→ Task
Select all lines with the string "esta" in them, and copy those lines.

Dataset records
● ● ● ● ● ● ●

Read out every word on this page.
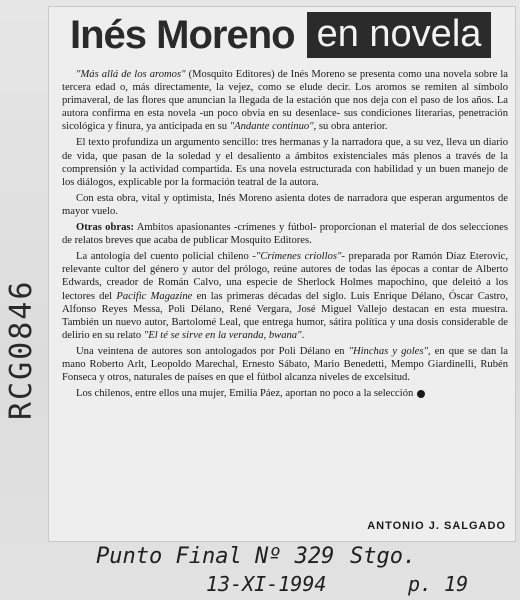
Inés Moreno en novela

"Más allá de los aromos" (Mosquito Editores) de Inés Moreno se presenta como una novela sobre la tercera edad o, más directamente, la vejez, como se elude decir. Los aromos se remiten al símbolo primaveral, de las flores que anuncian la llegada de la estación que nos deja con el paso de los años. La autora confirma en esta novela -un poco obvia en su desenlace- sus condiciones literarias, penetración sicológica y finura, ya anticipada en su "Andante continuo", su obra anterior.

El texto profundiza un argumento sencillo: tres hermanas y la narradora que, a su vez, lleva un diario de vida, que pasan de la soledad y el desaliento a ámbitos existenciales más plenos a través de la comprensión y la actividad compartida. Es una novela estructurada con habilidad y un buen manejo de los diálogos, explicable por la formación teatral de la autora.

Con esta obra, vital y optimista, Inés Moreno asienta dotes de narradora que esperan argumentos de mayor vuelo.

Otras obras: Ambitos apasionantes -crímenes y fútbol- proporcionan el material de dos selecciones de relatos breves que acaba de publicar Mosquito Editores.

La antología del cuento policial chileno -"Crímenes criollos"- preparada por Ramón Díaz Eterovic, relevante cultor del género y autor del prólogo, reúne autores de todas las épocas a contar de Alberto Edwards, creador de Román Calvo, una especie de Sherlock Holmes mapochino, que deleitó a los lectores del Pacific Magazine en las primeras décadas del siglo. Luis Enrique Délano, Óscar Castro, Alfonso Reyes Messa, Poli Délano, René Vergara, José Miguel Vallejo destacan en esta muestra. También un nuevo autor, Bartolomé Leal, que entrega humor, sátira política y una dosis considerable de delirio en su relato "El té se sirve en la veranda, bwana".

Una veintena de autores son antologados por Poli Délano en "Hinchas y goles", en que se dan la mano Roberto Arlt, Leopoldo Marechal, Ernesto Sábato, Mario Benedetti, Mempo Giardinelli, Rubén Fonseca y otros, naturales de países en que el fútbol alcanza niveles de excelsitud.

Los chilenos, entre ellos una mujer, Emilia Páez, aportan no poco a la selección

ANTONIO J. SALGADO
RCG0846
Punto Final Nº 329 Stgo.
13-XI-1994	p. 19
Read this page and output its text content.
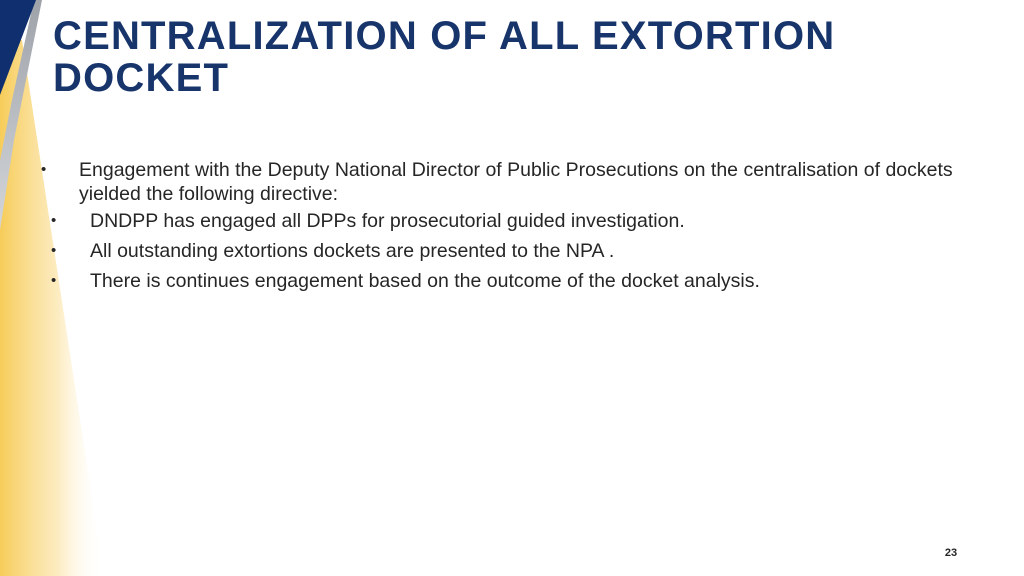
CENTRALIZATION OF ALL EXTORTION DOCKET
• Engagement with the Deputy National Director of Public Prosecutions on the centralisation of dockets yielded the following directive:
• DNDPP has engaged all DPPs for prosecutorial guided investigation.
• All outstanding extortions dockets are presented to the NPA .
• There is continues engagement based on the outcome of the docket analysis.
23
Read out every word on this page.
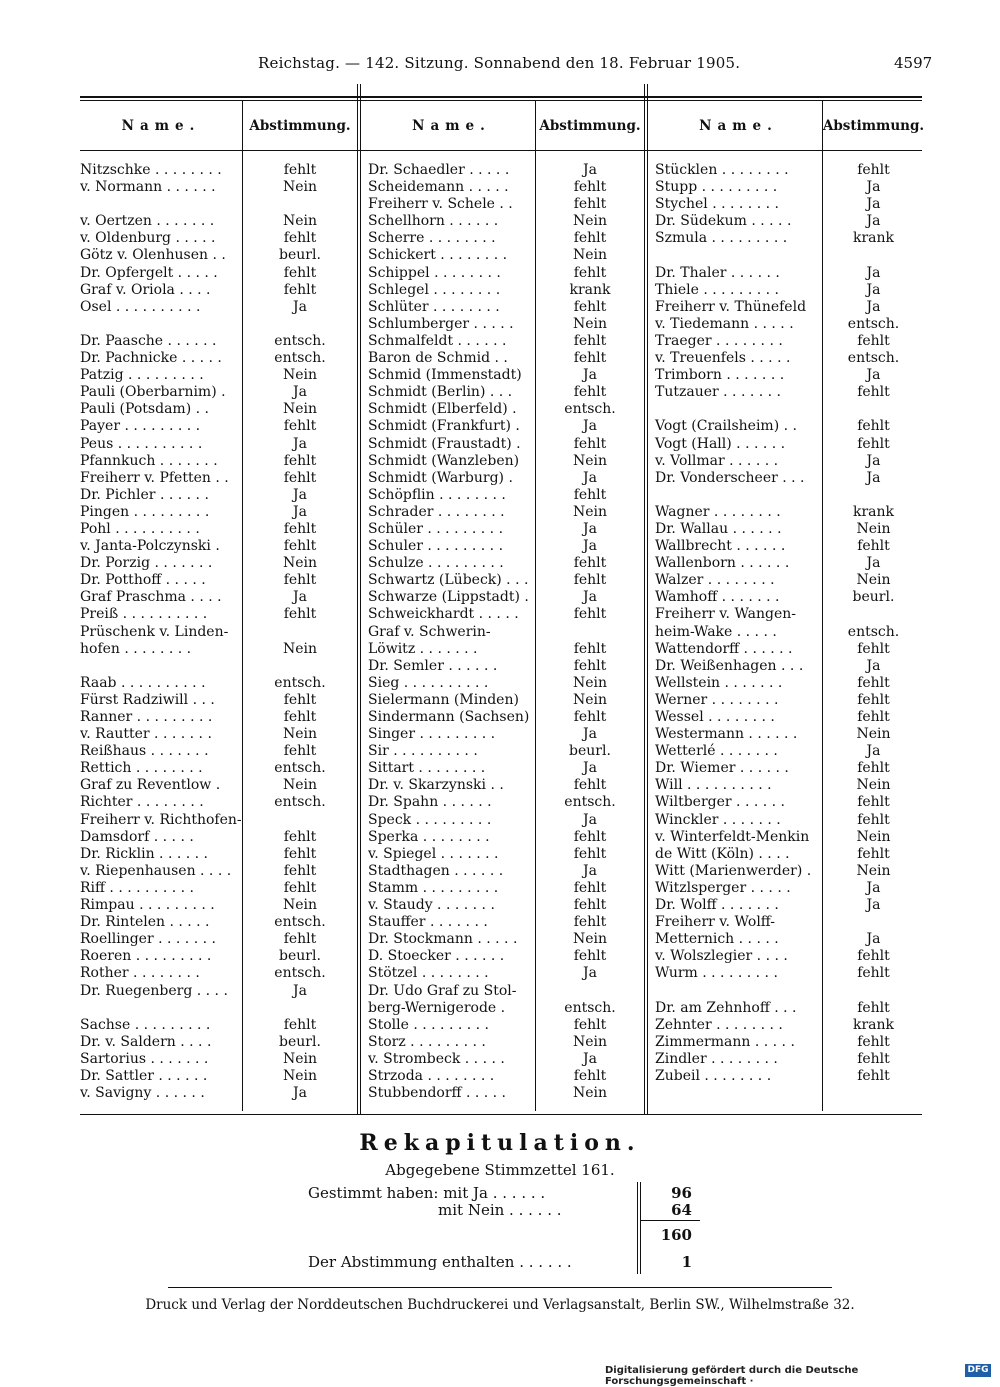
Reichstag. — 142. Sitzung. Sonnabend den 18. Februar 1905.	4597
Name.	Abstimmung.
Nitzschke . . . . . . . .	fehlt
v. Normann . . . . . .	Nein
v. Oertzen . . . . . . .	Nein
v. Oldenburg . . . . .	fehlt
Götz v. Olenhusen . .	beurl.
Dr. Opfergelt . . . . .	fehlt
Graf v. Oriola . . . .	fehlt
Osel . . . . . . . . . .	Ja
Dr. Paasche . . . . . .	entsch.
Dr. Pachnicke . . . . .	entsch.
Patzig . . . . . . . . .	Nein
Pauli (Oberbarnim) .	Ja
Pauli (Potsdam) . .	Nein
Payer . . . . . . . . .	fehlt
Peus . . . . . . . . . .	Ja
Pfannkuch . . . . . . .	fehlt
Freiherr v. Pfetten . .	fehlt
Dr. Pichler . . . . . .	Ja
Pingen . . . . . . . . .	Ja
Pohl . . . . . . . . . .	fehlt
v. Janta-Polczynski .	fehlt
Dr. Porzig . . . . . . .	Nein
Dr. Potthoff . . . . .	fehlt
Graf Praschma . . . .	Ja
Preiß . . . . . . . . . .	fehlt
Prüschenk v. Linden-
hofen . . . . . . . .	Nein
Raab . . . . . . . . . .	entsch.
Fürst Radziwill . . .	fehlt
Ranner . . . . . . . . .	fehlt
v. Rautter . . . . . . .	Nein
Reißhaus . . . . . . .	fehlt
Rettich . . . . . . . .	entsch.
Graf zu Reventlow .	Nein
Richter . . . . . . . .	entsch.
Freiherr v. Richthofen-
Damsdorf . . . . .	fehlt
Dr. Ricklin . . . . . .	fehlt
v. Riepenhausen . . . .	fehlt
Riff . . . . . . . . . .	fehlt
Rimpau . . . . . . . . .	Nein
Dr. Rintelen . . . . .	entsch.
Roellinger . . . . . . .	fehlt
Roeren . . . . . . . . .	beurl.
Rother . . . . . . . .	entsch.
Dr. Ruegenberg . . . .	Ja
Sachse . . . . . . . . .	fehlt
Dr. v. Saldern . . . .	beurl.
Sartorius . . . . . . .	Nein
Dr. Sattler . . . . . .	Nein
v. Savigny . . . . . .	Ja
Name.	Abstimmung.
Dr. Schaedler . . . . .	Ja
Scheidemann . . . . .	fehlt
Freiherr v. Schele . .	fehlt
Schellhorn . . . . . .	Nein
Scherre . . . . . . . .	fehlt
Schickert . . . . . . . .	Nein
Schippel . . . . . . . .	fehlt
Schlegel . . . . . . . .	krank
Schlüter . . . . . . . .	fehlt
Schlumberger . . . . .	Nein
Schmalfeldt . . . . . .	fehlt
Baron de Schmid . .	fehlt
Schmid (Immenstadt)	Ja
Schmidt (Berlin) . . .	fehlt
Schmidt (Elberfeld) .	entsch.
Schmidt (Frankfurt) .	Ja
Schmidt (Fraustadt) .	fehlt
Schmidt (Wanzleben)	Nein
Schmidt (Warburg) .	Ja
Schöpflin . . . . . . . .	fehlt
Schrader . . . . . . . .	Nein
Schüler . . . . . . . . .	Ja
Schuler . . . . . . . . .	Ja
Schulze . . . . . . . . .	fehlt
Schwartz (Lübeck) . . .	fehlt
Schwarze (Lippstadt) .	Ja
Schweickhardt . . . . .	fehlt
Graf v. Schwerin-
Löwitz . . . . . . .	fehlt
Dr. Semler . . . . . .	fehlt
Sieg . . . . . . . . . .	Nein
Sielermann (Minden)	Nein
Sindermann (Sachsen)	fehlt
Singer . . . . . . . . .	Ja
Sir . . . . . . . . . .	beurl.
Sittart . . . . . . . .	Ja
Dr. v. Skarzynski . .	fehlt
Dr. Spahn . . . . . .	entsch.
Speck . . . . . . . . .	Ja
Sperka . . . . . . . .	fehlt
v. Spiegel . . . . . . .	fehlt
Stadthagen . . . . . .	Ja
Stamm . . . . . . . . .	fehlt
v. Staudy . . . . . . .	fehlt
Stauffer . . . . . . .	fehlt
Dr. Stockmann . . . . .	Nein
D. Stoecker . . . . . .	fehlt
Stötzel . . . . . . . .	Ja
Dr. Udo Graf zu Stol-
berg-Wernigerode .	entsch.
Stolle . . . . . . . . .	fehlt
Storz . . . . . . . . .	Nein
v. Strombeck . . . . .	Ja
Strzoda . . . . . . . .	fehlt
Stubbendorff . . . . .	Nein
Name.	Abstimmung.
Stücklen . . . . . . . .	fehlt
Stupp . . . . . . . . .	Ja
Stychel . . . . . . . .	Ja
Dr. Südekum . . . . .	Ja
Szmula . . . . . . . . .	krank
Dr. Thaler . . . . . .	Ja
Thiele . . . . . . . . .	Ja
Freiherr v. Thünefeld	Ja
v. Tiedemann . . . . .	entsch.
Traeger . . . . . . . .	fehlt
v. Treuenfels . . . . .	entsch.
Trimborn . . . . . . .	Ja
Tutzauer . . . . . . .	fehlt
Vogt (Crailsheim) . .	fehlt
Vogt (Hall) . . . . . .	fehlt
v. Vollmar . . . . . .	Ja
Dr. Vonderscheer . . .	Ja
Wagner . . . . . . . .	krank
Dr. Wallau . . . . . .	Nein
Wallbrecht . . . . . .	fehlt
Wallenborn . . . . . .	Ja
Walzer . . . . . . . .	Nein
Wamhoff . . . . . . .	beurl.
Freiherr v. Wangen-
heim-Wake . . . . .	entsch.
Wattendorff . . . . . .	fehlt
Dr. Weißenhagen . . .	Ja
Wellstein . . . . . . .	fehlt
Werner . . . . . . . .	fehlt
Wessel . . . . . . . .	fehlt
Westermann . . . . . .	Nein
Wetterlé . . . . . . .	Ja
Dr. Wiemer . . . . . .	fehlt
Will . . . . . . . . . .	Nein
Wiltberger . . . . . .	fehlt
Winckler . . . . . . .	fehlt
v. Winterfeldt-Menkin	Nein
de Witt (Köln) . . . .	fehlt
Witt (Marienwerder) .	Nein
Witzlsperger . . . . .	Ja
Dr. Wolff . . . . . . .	Ja
Freiherr v. Wolff-
Metternich . . . . .	Ja
v. Wolszlegier . . . .	fehlt
Wurm . . . . . . . . .	fehlt
Dr. am Zehnhoff . . .	fehlt
Zehnter . . . . . . . .	krank
Zimmermann . . . . .	fehlt
Zindler . . . . . . . .	fehlt
Zubeil . . . . . . . .	fehlt
Rekapitulation.
Abgegebene Stimmzettel 161.
Gestimmt haben: mit Ja . . . . . .	96
mit Nein . . . . . .	64
160
Der Abstimmung enthalten . . . . . .	1
Druck und Verlag der Norddeutschen Buchdruckerei und Verlagsanstalt, Berlin SW., Wilhelmstraße 32.
Digitalisierung gefördert durch die Deutsche Forschungsgemeinschaft ·
DFG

● ● ● ● ● ● ●

→ Solution to the exercise
"Más allá de los aromos" (Mosquito Editores) de Inés Moreno se presenta como una novela sobre la tercera edad o, más directamente, la vejez, como se elude decir. Los aromos se remiten al símbolo primaveral, de las flores que anuncian la llegada de la estación que nos deja con el paso de los años. La autora confirma en esta novela -un poco obvia en su desenlace- sus condiciones literarias, penetración sicológica y finura, ya anticipada en su "Andante continuo", su obra anterior.
Con esta obra, vital y optimista, Inés Moreno asienta dotes de narradora que esperan argumentos de mayor vuelo.
La antología del cuento policial chileno -"Crímenes criollos"- preparada por Ramón Díaz Eterovic, relevante cultor del género y autor del prólogo, reúne autores de todas las épocas a contar de Alberto Edwards, creador de Román Calvo, una especie de Sherlock Holmes mapochino, que deleitó a los lectores del Pacific Magazine en las primeras décadas del siglo. Luis Enrique Délano, Óscar Castro, Alfonso Reyes Messa, Poli Délano, René Vergara, José Miguel Vallejo destacan en esta muestra. También un nuevo autor, Bartolomé Leal, que entrega humor, sátira política y una dosis considerable de delirio en su relato "El té se sirve en la veranda, bwana".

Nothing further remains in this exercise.